Required work:
Determine the count of lines holding "devices" and give that count alone.
-*-*-
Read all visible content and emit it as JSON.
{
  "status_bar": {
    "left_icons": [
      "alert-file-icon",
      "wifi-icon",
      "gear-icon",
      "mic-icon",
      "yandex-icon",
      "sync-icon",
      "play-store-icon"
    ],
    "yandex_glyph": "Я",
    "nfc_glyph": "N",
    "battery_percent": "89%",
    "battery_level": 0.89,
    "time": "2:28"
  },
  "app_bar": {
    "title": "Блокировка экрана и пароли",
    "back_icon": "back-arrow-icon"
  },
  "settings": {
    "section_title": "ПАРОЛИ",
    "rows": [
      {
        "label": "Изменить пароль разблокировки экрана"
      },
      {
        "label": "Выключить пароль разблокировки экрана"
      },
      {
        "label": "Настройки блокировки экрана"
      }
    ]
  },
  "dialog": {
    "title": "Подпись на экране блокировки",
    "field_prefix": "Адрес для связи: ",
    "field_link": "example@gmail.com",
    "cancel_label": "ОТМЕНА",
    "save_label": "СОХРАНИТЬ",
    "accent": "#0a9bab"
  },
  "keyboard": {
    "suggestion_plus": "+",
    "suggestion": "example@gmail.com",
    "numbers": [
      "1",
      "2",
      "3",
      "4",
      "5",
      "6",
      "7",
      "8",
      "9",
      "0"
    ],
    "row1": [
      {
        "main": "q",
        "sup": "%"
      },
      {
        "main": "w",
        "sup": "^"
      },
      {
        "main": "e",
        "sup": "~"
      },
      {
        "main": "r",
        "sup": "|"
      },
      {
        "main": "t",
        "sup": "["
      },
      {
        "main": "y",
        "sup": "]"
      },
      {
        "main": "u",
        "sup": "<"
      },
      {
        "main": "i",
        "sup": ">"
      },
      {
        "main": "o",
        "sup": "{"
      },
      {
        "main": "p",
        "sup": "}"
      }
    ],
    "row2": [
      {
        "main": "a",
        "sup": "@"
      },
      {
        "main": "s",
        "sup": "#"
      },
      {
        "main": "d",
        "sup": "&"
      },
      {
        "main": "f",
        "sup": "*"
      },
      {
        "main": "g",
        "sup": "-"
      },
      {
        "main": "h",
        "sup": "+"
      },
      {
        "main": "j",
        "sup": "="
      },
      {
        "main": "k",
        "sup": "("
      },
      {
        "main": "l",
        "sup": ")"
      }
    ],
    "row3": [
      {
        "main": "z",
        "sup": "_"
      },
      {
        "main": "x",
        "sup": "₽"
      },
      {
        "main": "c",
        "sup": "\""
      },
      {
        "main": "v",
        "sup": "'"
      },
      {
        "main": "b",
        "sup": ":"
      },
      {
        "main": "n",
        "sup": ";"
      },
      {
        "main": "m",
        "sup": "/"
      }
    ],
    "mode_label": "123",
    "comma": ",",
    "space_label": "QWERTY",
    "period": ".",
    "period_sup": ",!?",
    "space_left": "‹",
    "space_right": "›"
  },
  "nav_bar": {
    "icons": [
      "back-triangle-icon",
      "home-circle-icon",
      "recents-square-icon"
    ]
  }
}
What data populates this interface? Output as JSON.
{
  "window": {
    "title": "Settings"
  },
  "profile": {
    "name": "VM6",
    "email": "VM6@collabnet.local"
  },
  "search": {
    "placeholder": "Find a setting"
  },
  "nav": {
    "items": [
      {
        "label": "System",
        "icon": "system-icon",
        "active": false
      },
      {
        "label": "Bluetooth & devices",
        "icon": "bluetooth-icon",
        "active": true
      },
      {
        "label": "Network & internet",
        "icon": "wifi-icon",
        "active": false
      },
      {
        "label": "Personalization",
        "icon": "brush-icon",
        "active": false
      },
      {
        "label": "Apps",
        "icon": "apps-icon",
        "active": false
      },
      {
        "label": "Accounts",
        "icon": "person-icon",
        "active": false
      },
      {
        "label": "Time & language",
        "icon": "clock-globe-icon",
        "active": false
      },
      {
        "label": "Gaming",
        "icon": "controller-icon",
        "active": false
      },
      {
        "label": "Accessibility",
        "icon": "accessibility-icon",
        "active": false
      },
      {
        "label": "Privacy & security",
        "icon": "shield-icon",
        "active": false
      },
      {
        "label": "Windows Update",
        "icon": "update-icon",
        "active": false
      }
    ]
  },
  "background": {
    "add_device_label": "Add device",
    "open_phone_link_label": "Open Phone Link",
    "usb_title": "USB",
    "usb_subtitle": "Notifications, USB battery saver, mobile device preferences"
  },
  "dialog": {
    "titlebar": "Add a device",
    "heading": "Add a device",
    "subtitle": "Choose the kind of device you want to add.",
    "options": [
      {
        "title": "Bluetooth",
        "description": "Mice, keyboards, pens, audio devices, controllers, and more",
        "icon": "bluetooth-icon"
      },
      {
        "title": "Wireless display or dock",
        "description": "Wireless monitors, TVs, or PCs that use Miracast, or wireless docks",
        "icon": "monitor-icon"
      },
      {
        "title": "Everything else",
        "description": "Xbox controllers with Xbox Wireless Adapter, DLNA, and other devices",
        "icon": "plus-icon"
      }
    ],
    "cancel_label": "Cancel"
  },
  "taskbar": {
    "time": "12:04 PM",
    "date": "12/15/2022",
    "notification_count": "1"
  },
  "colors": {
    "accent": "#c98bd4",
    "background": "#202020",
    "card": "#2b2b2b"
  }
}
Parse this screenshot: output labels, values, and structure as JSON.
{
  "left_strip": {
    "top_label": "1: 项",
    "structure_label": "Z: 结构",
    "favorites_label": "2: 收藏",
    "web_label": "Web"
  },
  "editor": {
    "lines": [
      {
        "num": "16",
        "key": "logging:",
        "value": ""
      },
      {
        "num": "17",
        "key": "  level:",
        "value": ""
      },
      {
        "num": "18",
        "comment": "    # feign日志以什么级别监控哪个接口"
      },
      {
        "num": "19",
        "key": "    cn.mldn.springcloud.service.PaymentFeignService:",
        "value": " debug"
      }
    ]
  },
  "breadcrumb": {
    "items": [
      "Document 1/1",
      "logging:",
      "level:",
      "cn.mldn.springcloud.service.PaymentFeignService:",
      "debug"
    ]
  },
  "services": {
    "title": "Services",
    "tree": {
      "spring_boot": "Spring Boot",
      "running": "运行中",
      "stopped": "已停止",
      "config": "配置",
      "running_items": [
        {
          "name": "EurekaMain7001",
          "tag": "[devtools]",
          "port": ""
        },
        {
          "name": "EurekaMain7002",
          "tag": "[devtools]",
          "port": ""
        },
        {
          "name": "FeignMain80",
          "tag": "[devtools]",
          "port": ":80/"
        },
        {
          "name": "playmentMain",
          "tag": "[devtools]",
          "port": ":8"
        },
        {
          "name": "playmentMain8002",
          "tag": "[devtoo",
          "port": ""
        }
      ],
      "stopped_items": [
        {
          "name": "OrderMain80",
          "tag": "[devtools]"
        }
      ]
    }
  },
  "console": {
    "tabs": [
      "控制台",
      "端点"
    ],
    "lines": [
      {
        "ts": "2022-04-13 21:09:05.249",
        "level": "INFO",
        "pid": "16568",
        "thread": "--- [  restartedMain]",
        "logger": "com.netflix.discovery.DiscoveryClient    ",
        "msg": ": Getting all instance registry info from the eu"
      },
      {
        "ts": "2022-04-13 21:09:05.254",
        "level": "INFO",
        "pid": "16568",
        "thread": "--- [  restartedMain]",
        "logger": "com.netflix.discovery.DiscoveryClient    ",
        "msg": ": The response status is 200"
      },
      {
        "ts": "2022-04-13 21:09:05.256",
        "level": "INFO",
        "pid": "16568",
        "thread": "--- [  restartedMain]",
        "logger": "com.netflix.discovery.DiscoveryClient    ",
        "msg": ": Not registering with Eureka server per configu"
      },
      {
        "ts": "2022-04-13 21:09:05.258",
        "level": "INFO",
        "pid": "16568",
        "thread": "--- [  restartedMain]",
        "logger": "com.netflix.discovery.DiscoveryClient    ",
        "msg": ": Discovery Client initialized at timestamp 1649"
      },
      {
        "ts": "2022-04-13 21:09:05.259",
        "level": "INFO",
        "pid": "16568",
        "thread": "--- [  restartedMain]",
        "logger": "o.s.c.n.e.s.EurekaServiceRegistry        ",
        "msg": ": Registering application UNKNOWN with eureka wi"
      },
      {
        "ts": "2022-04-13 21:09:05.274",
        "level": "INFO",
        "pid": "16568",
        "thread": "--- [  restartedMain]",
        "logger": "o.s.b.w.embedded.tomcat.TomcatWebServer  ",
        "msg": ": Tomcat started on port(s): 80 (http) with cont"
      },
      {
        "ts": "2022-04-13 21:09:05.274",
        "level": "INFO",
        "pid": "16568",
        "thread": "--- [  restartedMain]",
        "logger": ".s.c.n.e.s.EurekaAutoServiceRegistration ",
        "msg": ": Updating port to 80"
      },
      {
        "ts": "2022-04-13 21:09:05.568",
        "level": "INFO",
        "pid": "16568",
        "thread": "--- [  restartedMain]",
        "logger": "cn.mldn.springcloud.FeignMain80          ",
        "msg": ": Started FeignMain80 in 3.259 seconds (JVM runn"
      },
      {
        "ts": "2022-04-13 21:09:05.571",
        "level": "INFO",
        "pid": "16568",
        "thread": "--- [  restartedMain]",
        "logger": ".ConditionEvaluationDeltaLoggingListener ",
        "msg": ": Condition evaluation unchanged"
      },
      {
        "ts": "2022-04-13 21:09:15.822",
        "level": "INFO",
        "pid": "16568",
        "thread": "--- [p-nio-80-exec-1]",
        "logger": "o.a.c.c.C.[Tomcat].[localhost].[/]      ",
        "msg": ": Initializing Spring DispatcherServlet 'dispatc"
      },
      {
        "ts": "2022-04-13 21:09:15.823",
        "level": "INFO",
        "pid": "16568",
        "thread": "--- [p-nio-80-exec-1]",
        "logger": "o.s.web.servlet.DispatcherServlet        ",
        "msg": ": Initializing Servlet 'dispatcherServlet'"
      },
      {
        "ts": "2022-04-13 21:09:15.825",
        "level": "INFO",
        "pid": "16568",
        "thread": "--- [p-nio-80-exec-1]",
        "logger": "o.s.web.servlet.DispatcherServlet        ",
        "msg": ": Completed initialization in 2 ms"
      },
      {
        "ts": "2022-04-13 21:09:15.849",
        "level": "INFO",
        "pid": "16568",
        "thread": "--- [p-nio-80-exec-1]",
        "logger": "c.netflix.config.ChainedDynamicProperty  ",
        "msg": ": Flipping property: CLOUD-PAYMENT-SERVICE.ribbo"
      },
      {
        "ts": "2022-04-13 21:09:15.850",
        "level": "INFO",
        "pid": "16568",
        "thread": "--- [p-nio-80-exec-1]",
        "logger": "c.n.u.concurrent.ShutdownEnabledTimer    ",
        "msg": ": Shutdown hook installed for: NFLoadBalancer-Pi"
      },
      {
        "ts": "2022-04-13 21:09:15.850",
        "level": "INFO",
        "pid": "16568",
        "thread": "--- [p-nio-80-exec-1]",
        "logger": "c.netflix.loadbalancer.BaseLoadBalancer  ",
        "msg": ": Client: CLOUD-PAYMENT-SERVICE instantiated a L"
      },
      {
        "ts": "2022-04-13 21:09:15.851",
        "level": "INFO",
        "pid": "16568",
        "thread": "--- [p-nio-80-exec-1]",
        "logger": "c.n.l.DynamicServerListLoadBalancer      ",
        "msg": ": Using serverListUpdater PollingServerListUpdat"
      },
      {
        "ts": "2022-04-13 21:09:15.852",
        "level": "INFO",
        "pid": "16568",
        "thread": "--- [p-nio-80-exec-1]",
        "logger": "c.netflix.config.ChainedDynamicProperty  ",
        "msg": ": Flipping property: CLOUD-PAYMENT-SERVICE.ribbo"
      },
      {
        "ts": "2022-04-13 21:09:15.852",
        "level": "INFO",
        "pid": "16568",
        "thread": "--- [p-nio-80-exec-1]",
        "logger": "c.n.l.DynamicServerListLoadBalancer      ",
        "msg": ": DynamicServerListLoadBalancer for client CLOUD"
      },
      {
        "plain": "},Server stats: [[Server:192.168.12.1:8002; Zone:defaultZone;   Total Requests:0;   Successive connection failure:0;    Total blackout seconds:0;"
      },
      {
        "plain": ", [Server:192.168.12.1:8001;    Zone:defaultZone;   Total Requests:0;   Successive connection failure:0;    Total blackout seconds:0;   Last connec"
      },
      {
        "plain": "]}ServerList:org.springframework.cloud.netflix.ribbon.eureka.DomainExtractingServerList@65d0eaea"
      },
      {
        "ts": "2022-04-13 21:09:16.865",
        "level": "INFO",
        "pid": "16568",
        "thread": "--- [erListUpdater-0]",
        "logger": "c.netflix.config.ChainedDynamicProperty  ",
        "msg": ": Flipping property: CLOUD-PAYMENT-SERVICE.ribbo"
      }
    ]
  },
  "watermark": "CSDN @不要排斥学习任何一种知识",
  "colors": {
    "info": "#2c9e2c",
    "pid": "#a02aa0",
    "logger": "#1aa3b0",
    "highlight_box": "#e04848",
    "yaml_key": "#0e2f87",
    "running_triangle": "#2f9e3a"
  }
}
-*-*-
Result:
3